▶ [GOAL]
Retype the data verbatim, starting with its first line and continuing through the line containing "- read-double-check-icon: [972, 178, 1008, 201]".

▶ [DATA ROWS]
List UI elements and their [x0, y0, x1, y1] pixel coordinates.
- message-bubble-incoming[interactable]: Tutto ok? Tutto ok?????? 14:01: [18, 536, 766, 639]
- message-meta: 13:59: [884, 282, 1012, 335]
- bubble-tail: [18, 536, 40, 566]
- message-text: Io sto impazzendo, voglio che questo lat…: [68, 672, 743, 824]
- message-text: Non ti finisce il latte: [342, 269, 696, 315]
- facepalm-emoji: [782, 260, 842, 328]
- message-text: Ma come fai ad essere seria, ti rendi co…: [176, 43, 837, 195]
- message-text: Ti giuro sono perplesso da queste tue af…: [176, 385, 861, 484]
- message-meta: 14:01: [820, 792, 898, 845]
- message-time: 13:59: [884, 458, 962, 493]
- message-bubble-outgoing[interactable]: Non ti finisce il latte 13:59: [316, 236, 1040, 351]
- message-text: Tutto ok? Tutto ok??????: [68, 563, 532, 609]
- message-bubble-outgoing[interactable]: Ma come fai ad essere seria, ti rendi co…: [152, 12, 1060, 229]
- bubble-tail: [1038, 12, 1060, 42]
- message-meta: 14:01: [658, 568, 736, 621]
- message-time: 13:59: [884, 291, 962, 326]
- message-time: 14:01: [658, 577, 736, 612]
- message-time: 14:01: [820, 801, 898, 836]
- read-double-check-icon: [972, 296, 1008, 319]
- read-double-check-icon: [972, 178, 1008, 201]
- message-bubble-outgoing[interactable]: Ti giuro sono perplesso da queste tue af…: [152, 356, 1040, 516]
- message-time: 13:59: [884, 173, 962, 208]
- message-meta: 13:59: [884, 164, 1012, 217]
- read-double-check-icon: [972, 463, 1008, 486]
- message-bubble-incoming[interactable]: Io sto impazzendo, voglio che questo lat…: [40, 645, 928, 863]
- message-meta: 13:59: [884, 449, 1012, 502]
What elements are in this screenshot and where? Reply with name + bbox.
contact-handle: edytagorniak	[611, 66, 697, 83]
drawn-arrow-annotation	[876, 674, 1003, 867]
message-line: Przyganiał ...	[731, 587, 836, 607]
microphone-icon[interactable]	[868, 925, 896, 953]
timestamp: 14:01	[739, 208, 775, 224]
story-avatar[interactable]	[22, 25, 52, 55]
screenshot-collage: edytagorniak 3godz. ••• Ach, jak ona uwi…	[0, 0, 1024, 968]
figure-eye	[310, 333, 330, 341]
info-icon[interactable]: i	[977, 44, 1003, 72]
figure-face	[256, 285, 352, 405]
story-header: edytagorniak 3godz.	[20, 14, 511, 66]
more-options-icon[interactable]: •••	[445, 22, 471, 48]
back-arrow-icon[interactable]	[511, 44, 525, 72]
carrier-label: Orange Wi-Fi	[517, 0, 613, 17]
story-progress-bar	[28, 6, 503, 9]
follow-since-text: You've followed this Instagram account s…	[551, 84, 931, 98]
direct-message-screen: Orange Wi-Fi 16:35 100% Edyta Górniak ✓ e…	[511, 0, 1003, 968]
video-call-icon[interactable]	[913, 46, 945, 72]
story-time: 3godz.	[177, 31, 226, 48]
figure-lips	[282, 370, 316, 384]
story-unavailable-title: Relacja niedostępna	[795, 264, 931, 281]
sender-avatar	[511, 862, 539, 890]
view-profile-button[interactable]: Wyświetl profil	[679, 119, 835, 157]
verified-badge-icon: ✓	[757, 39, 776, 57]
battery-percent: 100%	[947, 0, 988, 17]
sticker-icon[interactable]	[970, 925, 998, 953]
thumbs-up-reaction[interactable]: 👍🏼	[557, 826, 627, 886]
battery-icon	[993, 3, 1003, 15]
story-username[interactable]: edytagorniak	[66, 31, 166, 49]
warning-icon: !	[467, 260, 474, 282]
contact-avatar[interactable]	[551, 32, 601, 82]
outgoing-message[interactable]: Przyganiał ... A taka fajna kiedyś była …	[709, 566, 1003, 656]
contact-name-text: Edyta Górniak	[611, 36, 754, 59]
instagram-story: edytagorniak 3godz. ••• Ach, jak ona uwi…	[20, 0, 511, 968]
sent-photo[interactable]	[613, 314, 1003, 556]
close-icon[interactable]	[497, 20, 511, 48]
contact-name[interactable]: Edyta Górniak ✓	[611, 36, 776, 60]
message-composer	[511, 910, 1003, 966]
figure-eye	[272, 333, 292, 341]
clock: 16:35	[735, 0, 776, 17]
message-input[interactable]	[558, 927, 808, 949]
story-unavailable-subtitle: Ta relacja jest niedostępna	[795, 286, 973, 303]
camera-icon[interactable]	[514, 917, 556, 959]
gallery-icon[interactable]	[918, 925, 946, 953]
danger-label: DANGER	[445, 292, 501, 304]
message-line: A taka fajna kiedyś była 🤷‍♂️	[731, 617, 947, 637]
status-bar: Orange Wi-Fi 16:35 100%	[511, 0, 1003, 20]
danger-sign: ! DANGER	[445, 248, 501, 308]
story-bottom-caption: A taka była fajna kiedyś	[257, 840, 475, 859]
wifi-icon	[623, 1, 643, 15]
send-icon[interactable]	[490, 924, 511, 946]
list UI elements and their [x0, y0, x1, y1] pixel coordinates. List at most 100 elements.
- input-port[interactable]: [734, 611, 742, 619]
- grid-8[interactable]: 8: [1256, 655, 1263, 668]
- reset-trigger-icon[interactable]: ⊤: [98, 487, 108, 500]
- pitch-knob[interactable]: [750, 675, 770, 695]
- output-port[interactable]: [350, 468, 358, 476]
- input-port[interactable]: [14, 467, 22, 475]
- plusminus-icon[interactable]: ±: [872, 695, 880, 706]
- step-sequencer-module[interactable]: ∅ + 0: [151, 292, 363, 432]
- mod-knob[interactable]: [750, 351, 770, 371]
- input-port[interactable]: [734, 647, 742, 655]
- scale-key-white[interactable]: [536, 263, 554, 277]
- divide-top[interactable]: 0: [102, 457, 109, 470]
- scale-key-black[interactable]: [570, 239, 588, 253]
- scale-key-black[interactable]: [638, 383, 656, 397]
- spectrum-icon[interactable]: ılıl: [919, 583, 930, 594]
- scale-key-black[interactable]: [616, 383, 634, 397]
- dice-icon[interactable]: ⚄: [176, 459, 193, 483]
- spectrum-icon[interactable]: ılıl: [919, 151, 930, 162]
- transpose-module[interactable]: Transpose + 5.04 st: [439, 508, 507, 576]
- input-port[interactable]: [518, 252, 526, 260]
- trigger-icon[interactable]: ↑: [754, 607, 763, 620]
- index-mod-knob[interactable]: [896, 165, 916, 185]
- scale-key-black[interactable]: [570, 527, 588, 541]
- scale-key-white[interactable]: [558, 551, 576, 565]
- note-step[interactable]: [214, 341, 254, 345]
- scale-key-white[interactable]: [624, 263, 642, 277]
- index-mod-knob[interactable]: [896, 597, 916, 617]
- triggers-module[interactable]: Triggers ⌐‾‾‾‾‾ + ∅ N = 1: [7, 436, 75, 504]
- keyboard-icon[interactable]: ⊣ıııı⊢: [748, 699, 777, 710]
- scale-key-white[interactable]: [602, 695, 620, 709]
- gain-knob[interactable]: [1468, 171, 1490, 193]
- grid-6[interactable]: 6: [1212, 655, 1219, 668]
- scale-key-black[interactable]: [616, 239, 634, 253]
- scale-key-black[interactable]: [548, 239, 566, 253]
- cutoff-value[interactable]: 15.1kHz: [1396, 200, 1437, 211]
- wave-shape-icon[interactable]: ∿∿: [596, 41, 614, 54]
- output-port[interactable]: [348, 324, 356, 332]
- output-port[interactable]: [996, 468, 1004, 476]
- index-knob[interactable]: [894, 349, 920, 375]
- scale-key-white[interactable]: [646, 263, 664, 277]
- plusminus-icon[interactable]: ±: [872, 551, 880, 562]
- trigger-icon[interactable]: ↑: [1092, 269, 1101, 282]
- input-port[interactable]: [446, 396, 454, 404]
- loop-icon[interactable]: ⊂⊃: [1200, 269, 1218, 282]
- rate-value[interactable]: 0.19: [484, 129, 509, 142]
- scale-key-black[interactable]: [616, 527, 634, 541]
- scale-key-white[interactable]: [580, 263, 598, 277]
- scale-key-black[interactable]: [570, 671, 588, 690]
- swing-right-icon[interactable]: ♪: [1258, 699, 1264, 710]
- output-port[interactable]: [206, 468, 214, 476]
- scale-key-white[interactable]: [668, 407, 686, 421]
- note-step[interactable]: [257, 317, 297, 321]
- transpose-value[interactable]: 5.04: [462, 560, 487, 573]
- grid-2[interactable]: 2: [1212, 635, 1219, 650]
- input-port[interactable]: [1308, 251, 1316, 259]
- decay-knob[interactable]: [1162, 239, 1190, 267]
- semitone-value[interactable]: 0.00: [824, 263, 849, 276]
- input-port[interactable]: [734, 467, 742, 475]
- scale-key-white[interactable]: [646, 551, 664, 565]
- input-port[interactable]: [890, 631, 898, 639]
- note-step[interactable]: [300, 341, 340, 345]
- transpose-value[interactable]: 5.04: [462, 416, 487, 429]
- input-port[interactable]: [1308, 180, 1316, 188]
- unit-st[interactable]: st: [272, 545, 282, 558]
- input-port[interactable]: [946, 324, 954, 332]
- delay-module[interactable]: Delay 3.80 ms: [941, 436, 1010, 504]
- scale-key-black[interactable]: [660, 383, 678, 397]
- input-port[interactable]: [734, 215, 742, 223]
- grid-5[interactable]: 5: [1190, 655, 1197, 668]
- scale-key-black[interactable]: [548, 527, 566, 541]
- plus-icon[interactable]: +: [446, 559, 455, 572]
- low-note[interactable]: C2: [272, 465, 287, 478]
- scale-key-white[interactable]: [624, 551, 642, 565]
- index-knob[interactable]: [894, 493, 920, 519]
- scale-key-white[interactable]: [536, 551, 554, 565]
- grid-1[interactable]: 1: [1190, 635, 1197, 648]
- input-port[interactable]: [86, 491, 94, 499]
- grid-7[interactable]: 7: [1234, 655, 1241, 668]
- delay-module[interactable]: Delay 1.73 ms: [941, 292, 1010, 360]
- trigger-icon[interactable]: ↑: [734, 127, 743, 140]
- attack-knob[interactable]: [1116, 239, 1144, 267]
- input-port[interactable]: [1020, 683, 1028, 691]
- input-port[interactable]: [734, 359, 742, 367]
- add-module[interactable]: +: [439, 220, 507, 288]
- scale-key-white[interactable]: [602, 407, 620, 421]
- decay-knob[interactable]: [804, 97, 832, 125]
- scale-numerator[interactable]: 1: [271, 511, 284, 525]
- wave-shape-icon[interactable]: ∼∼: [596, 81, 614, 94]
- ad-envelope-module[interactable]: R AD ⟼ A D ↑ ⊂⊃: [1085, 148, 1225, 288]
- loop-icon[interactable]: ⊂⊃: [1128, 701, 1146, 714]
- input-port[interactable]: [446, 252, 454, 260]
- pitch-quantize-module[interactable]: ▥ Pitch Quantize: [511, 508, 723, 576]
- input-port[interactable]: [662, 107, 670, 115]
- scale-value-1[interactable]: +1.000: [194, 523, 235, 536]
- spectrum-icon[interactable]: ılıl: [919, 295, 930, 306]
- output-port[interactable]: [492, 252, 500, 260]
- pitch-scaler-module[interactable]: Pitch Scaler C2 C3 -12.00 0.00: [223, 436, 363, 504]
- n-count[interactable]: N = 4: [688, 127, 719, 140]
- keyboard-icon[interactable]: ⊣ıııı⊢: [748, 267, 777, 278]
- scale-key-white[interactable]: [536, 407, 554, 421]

▶ [ANSWER FOR THIS EXERCISE]
List UI elements and their [x0, y0, x1, y1] pixel coordinates.
- message-bubble-incoming[interactable]: Tutto ok? Tutto ok?????? 14:01: [18, 536, 766, 639]
- message-meta: 13:59: [884, 282, 1012, 335]
- bubble-tail: [18, 536, 40, 566]
- message-text: Io sto impazzendo, voglio che questo lat…: [68, 672, 743, 824]
- message-text: Non ti finisce il latte: [342, 269, 696, 315]
- facepalm-emoji: [782, 260, 842, 328]
- message-text: Ma come fai ad essere seria, ti rendi co…: [176, 43, 837, 195]
- message-text: Ti giuro sono perplesso da queste tue af…: [176, 385, 861, 484]
- message-meta: 14:01: [820, 792, 898, 845]
- message-time: 13:59: [884, 458, 962, 493]
- message-bubble-outgoing[interactable]: Non ti finisce il latte 13:59: [316, 236, 1040, 351]
- message-text: Tutto ok? Tutto ok??????: [68, 563, 532, 609]
- message-bubble-outgoing[interactable]: Ma come fai ad essere seria, ti rendi co…: [152, 12, 1060, 229]
- bubble-tail: [1038, 12, 1060, 42]
- message-meta: 14:01: [658, 568, 736, 621]
- message-time: 13:59: [884, 291, 962, 326]
- message-time: 14:01: [658, 577, 736, 612]
- message-time: 14:01: [820, 801, 898, 836]
- read-double-check-icon: [972, 296, 1008, 319]
- read-double-check-icon: [972, 178, 1008, 201]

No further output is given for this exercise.